-- Work to be completed --
Pictures stay out of the copy; set down each line of the listing below exactly.

• • •

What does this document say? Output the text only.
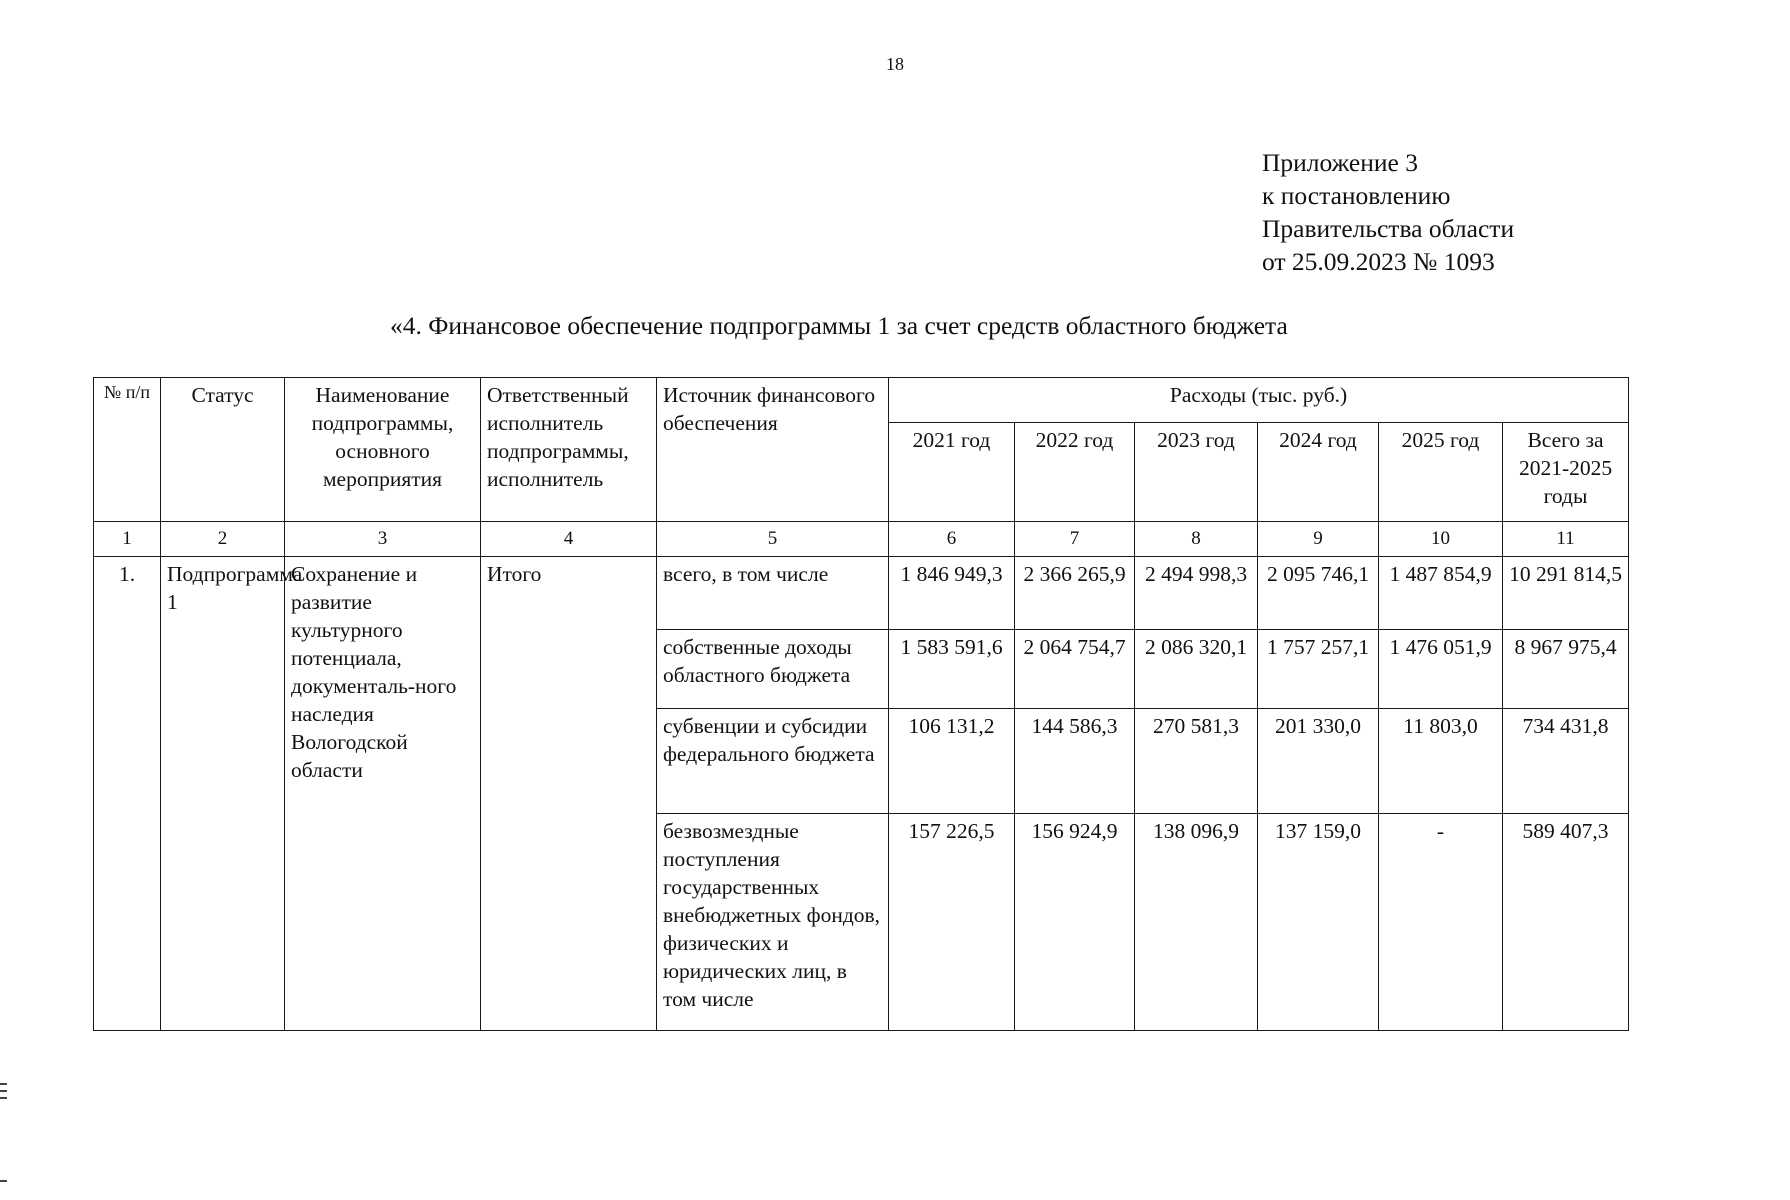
18
Приложение 3
к постановлению
Правительства области
от 25.09.2023 № 1093
«4. Финансовое обеспечение подпрограммы 1 за счет средств областного бюджета
№ п/п	Статус	Наименование подпрограммы, основного мероприятия	Ответственный исполнитель подпрограммы, исполнитель	Источник финансового обеспечения	Расходы (тыс. руб.)					
					2021 год	2022 год	2023 год	2024 год	2025 год	Всего за 2021-2025 годы
1	2	3	4	5	6	7	8	9	10	11
1.	Подпрограмма 1	Сохранение и развитие культурного потенциала, документаль-ного наследия Вологодской области	Итого	всего, в том числе	1 846 949,3	2 366 265,9	2 494 998,3	2 095 746,1	1 487 854,9	10 291 814,5
				собственные доходы областного бюджета	1 583 591,6	2 064 754,7	2 086 320,1	1 757 257,1	1 476 051,9	8 967 975,4
				субвенции и субсидии федерального бюджета	106 131,2	144 586,3	270 581,3	201 330,0	11 803,0	734 431,8
				безвозмездные поступления государственных внебюджетных фондов, физических и юридических лиц, в том числе	157 226,5	156 924,9	138 096,9	137 159,0	-	589 407,3
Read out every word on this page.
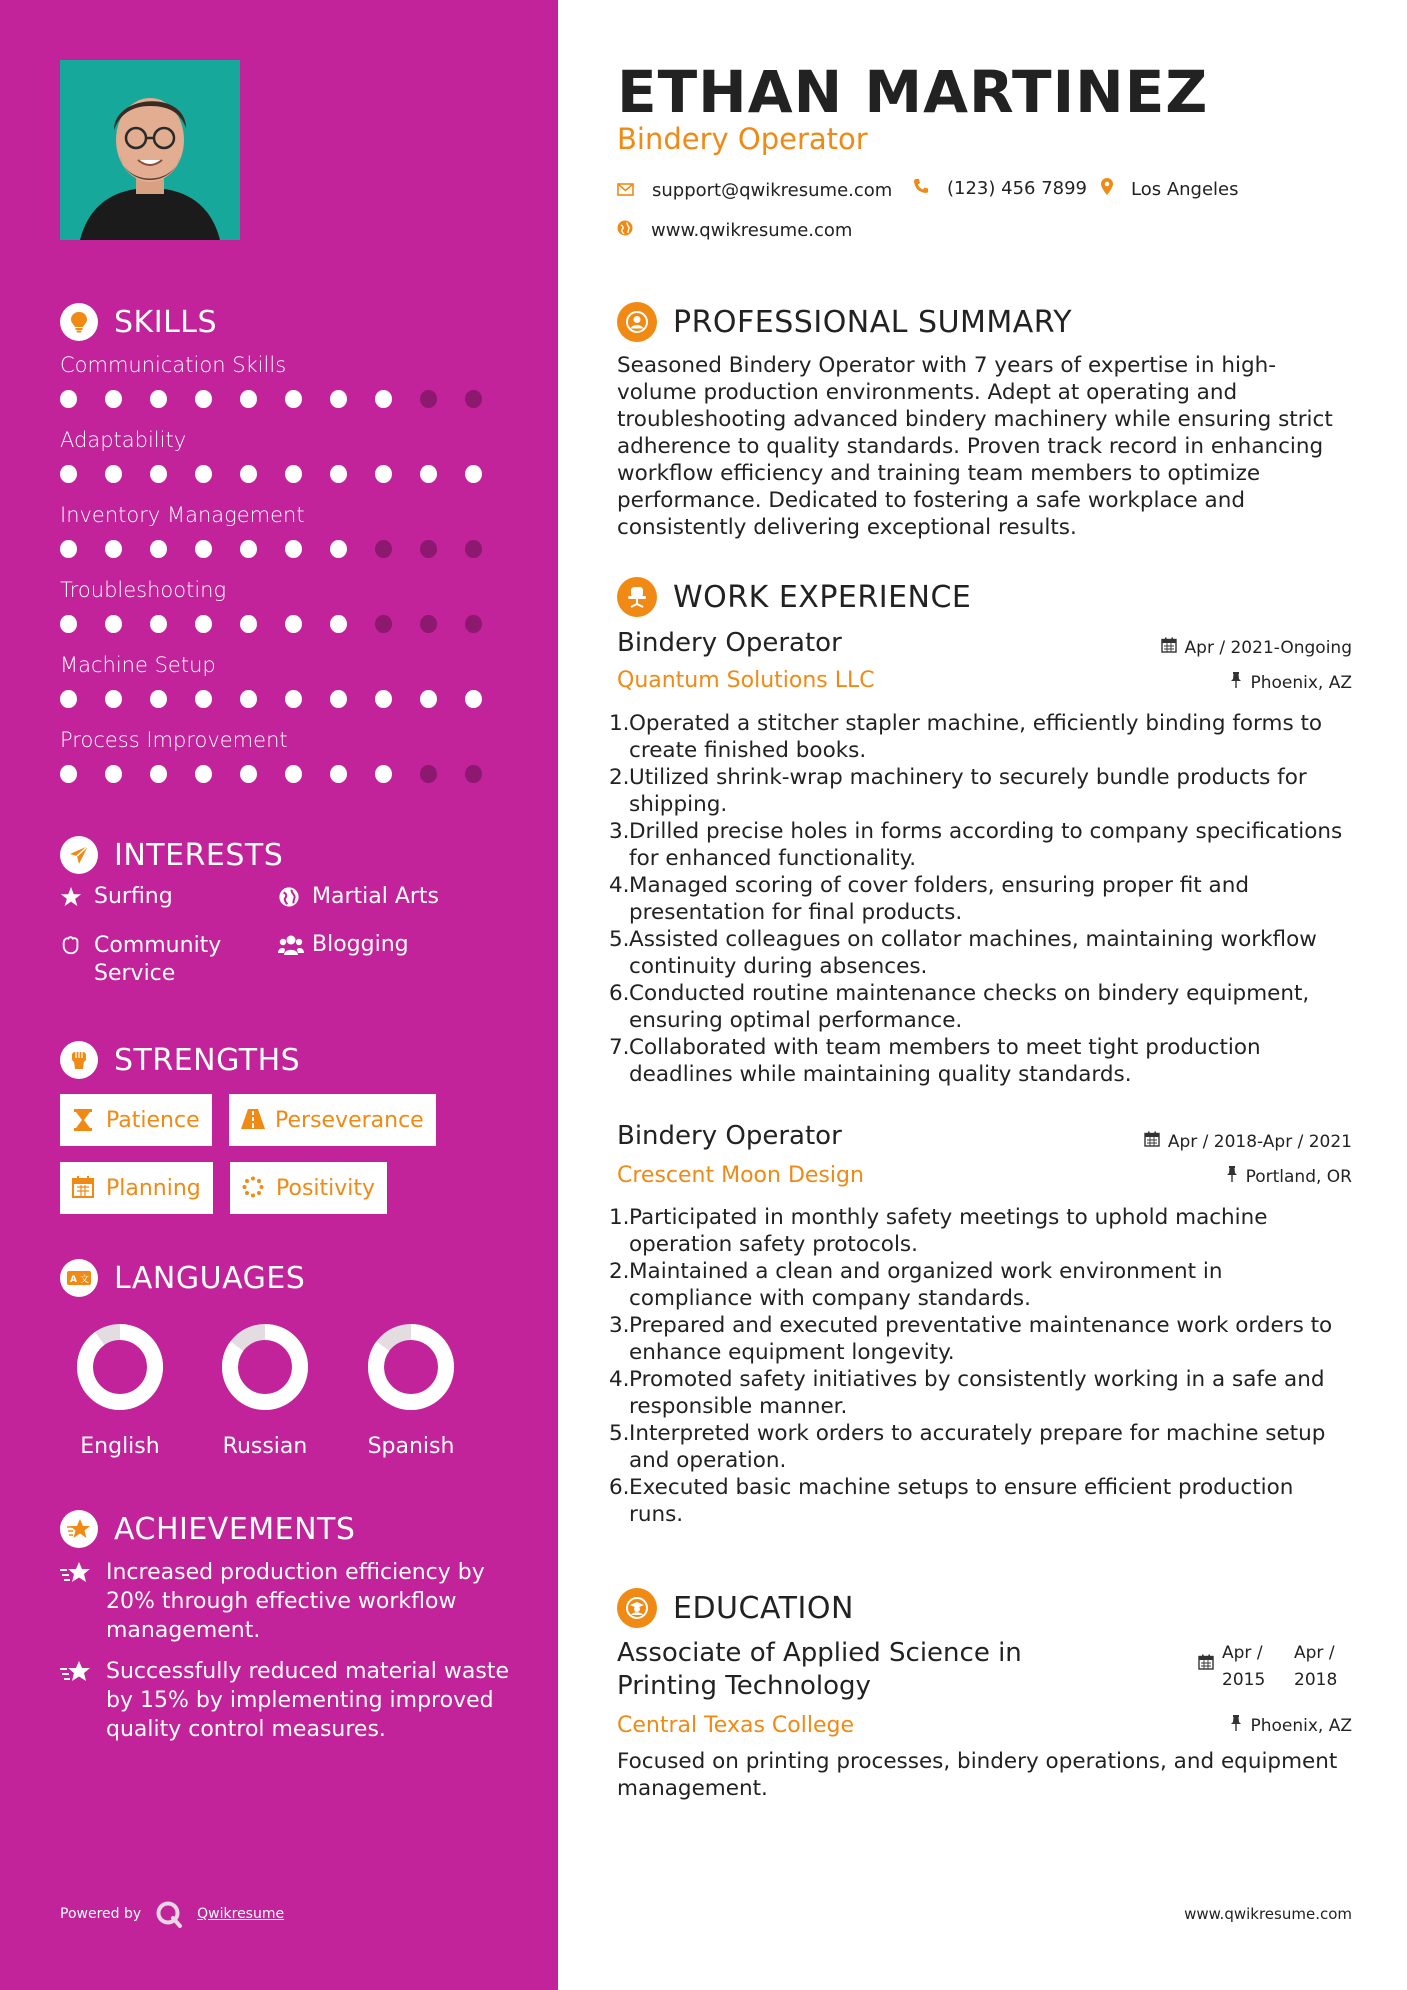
SKILLS
Communication Skills
Adaptability
Inventory Management
Troubleshooting
Machine Setup
Process Improvement
INTERESTS
Surfing	Martial Arts
Community Service
Blogging
STRENGTHS
Patience	Perseverance
Planning	Positivity
A 文 LANGUAGES
English	Russian	Spanish
ACHIEVEMENTS
Increased production efficiency by 20% through effective workflow management.
Successfully reduced material waste by 15% by implementing improved quality control measures.
Powered by	Qwikresume
ETHAN MARTINEZ
Bindery Operator
support@qwikresume.com	(123) 456 7899 Los Angeles
www.qwikresume.com
PROFESSIONAL SUMMARY
Seasoned Bindery Operator with 7 years of expertise in high-volume production environments. Adept at operating and troubleshooting advanced bindery machinery while ensuring strict adherence to quality standards. Proven track record in enhancing workflow efficiency and training team members to optimize performance. Dedicated to fostering a safe workplace and consistently delivering exceptional results.
WORK EXPERIENCE
Bindery Operator	Apr / 2021-Ongoing
Quantum Solutions LLC	Phoenix, AZ
1. Operated a stitcher stapler machine, efficiently binding forms to create finished books.
2. Utilized shrink-wrap machinery to securely bundle products for shipping.
3. Drilled precise holes in forms according to company specifications for enhanced functionality.
4. Managed scoring of cover folders, ensuring proper fit and presentation for final products.
5. Assisted colleagues on collator machines, maintaining workflow continuity during absences.
6. Conducted routine maintenance checks on bindery equipment, ensuring optimal performance.
7. Collaborated with team members to meet tight production deadlines while maintaining quality standards.
Bindery Operator	Apr / 2018-Apr / 2021
Crescent Moon Design	Portland, OR
1. Participated in monthly safety meetings to uphold machine operation safety protocols.
2. Maintained a clean and organized work environment in compliance with company standards.
3. Prepared and executed preventative maintenance work orders to enhance equipment longevity.
4. Promoted safety initiatives by consistently working in a safe and responsible manner.
5. Interpreted work orders to accurately prepare for machine setup and operation.
6. Executed basic machine setups to ensure efficient production runs.
EDUCATION
Associate of Applied Science in Printing Technology
Apr / 2015
Apr / 2018
Central Texas College	Phoenix, AZ
Focused on printing processes, bindery operations, and equipment management.
www.qwikresume.com
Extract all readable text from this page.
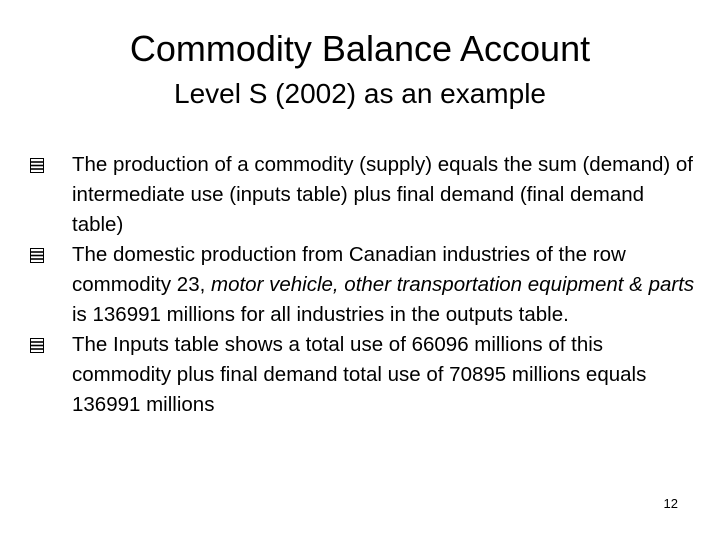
Commodity Balance Account
Level S (2002) as an example
The production of a commodity (supply) equals the sum (demand) of intermediate use (inputs table) plus final demand (final demand table)
The domestic production from Canadian industries of the row commodity 23, motor vehicle, other transportation equipment & parts is 136991 millions for all industries in the outputs table.
The Inputs table shows a total use of 66096 millions of this commodity plus final demand total use of 70895 millions equals 136991 millions
12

• • •

-- Response --
What does this document say? Output the text only.
18
Приложение 3
к постановлению
Правительства области
от 25.09.2023 № 1093
«4. Финансовое обеспечение подпрограммы 1 за счет средств областного бюджета
№ п/п	Статус	Наименование подпрограммы, основного мероприятия	Ответственный исполнитель подпрограммы, исполнитель	Источник финансового обеспечения	Расходы (тыс. руб.)					
					2021 год	2022 год	2023 год	2024 год	2025 год	Всего за 2021-2025 годы
1	2	3	4	5	6	7	8	9	10	11
1.	Подпрограмма 1	Сохранение и развитие культурного потенциала, документаль-ного наследия Вологодской области	Итого	всего, в том числе	1 846 949,3	2 366 265,9	2 494 998,3	2 095 746,1	1 487 854,9	10 291 814,5
				собственные доходы областного бюджета	1 583 591,6	2 064 754,7	2 086 320,1	1 757 257,1	1 476 051,9	8 967 975,4
				субвенции и субсидии федерального бюджета	106 131,2	144 586,3	270 581,3	201 330,0	11 803,0	734 431,8
				безвозмездные поступления государственных внебюджетных фондов, физических и юридических лиц, в том числе	157 226,5	156 924,9	138 096,9	137 159,0	-	589 407,3
Read out every word on this page.
SKILLS
Communication Skills
Adaptability
Inventory Management
Troubleshooting
Machine Setup
Process Improvement
INTERESTS
Surfing	Martial Arts
Community Service
Blogging
STRENGTHS
Patience	Perseverance
Planning	Positivity
A 文 LANGUAGES
English	Russian	Spanish
ACHIEVEMENTS
Increased production efficiency by 20% through effective workflow management.
Successfully reduced material waste by 15% by implementing improved quality control measures.
Powered by	Qwikresume
ETHAN MARTINEZ
Bindery Operator
support@qwikresume.com	(123) 456 7899 Los Angeles
www.qwikresume.com
PROFESSIONAL SUMMARY
Seasoned Bindery Operator with 7 years of expertise in high-volume production environments. Adept at operating and troubleshooting advanced bindery machinery while ensuring strict adherence to quality standards. Proven track record in enhancing workflow efficiency and training team members to optimize performance. Dedicated to fostering a safe workplace and consistently delivering exceptional results.
WORK EXPERIENCE
Bindery Operator	Apr / 2021-Ongoing
Quantum Solutions LLC	Phoenix, AZ
1. Operated a stitcher stapler machine, efficiently binding forms to create finished books.
2. Utilized shrink-wrap machinery to securely bundle products for shipping.
3. Drilled precise holes in forms according to company specifications for enhanced functionality.
4. Managed scoring of cover folders, ensuring proper fit and presentation for final products.
5. Assisted colleagues on collator machines, maintaining workflow continuity during absences.
6. Conducted routine maintenance checks on bindery equipment, ensuring optimal performance.
7. Collaborated with team members to meet tight production deadlines while maintaining quality standards.
Bindery Operator	Apr / 2018-Apr / 2021
Crescent Moon Design	Portland, OR
1. Participated in monthly safety meetings to uphold machine operation safety protocols.
2. Maintained a clean and organized work environment in compliance with company standards.
3. Prepared and executed preventative maintenance work orders to enhance equipment longevity.
4. Promoted safety initiatives by consistently working in a safe and responsible manner.
5. Interpreted work orders to accurately prepare for machine setup and operation.
6. Executed basic machine setups to ensure efficient production runs.
EDUCATION
Associate of Applied Science in Printing Technology
Apr / 2015
Apr / 2018
Central Texas College	Phoenix, AZ
Focused on printing processes, bindery operations, and equipment management.
www.qwikresume.com
Extract all readable text from this page.
Commodity Balance Account
Level S (2002) as an example
The production of a commodity (supply) equals the sum (demand) of intermediate use (inputs table) plus final demand (final demand table)
The domestic production from Canadian industries of the row commodity 23, motor vehicle, other transportation equipment & parts is 136991 millions for all industries in the outputs table.
The Inputs table shows a total use of 66096 millions of this commodity plus final demand total use of 70895 millions equals 136991 millions
12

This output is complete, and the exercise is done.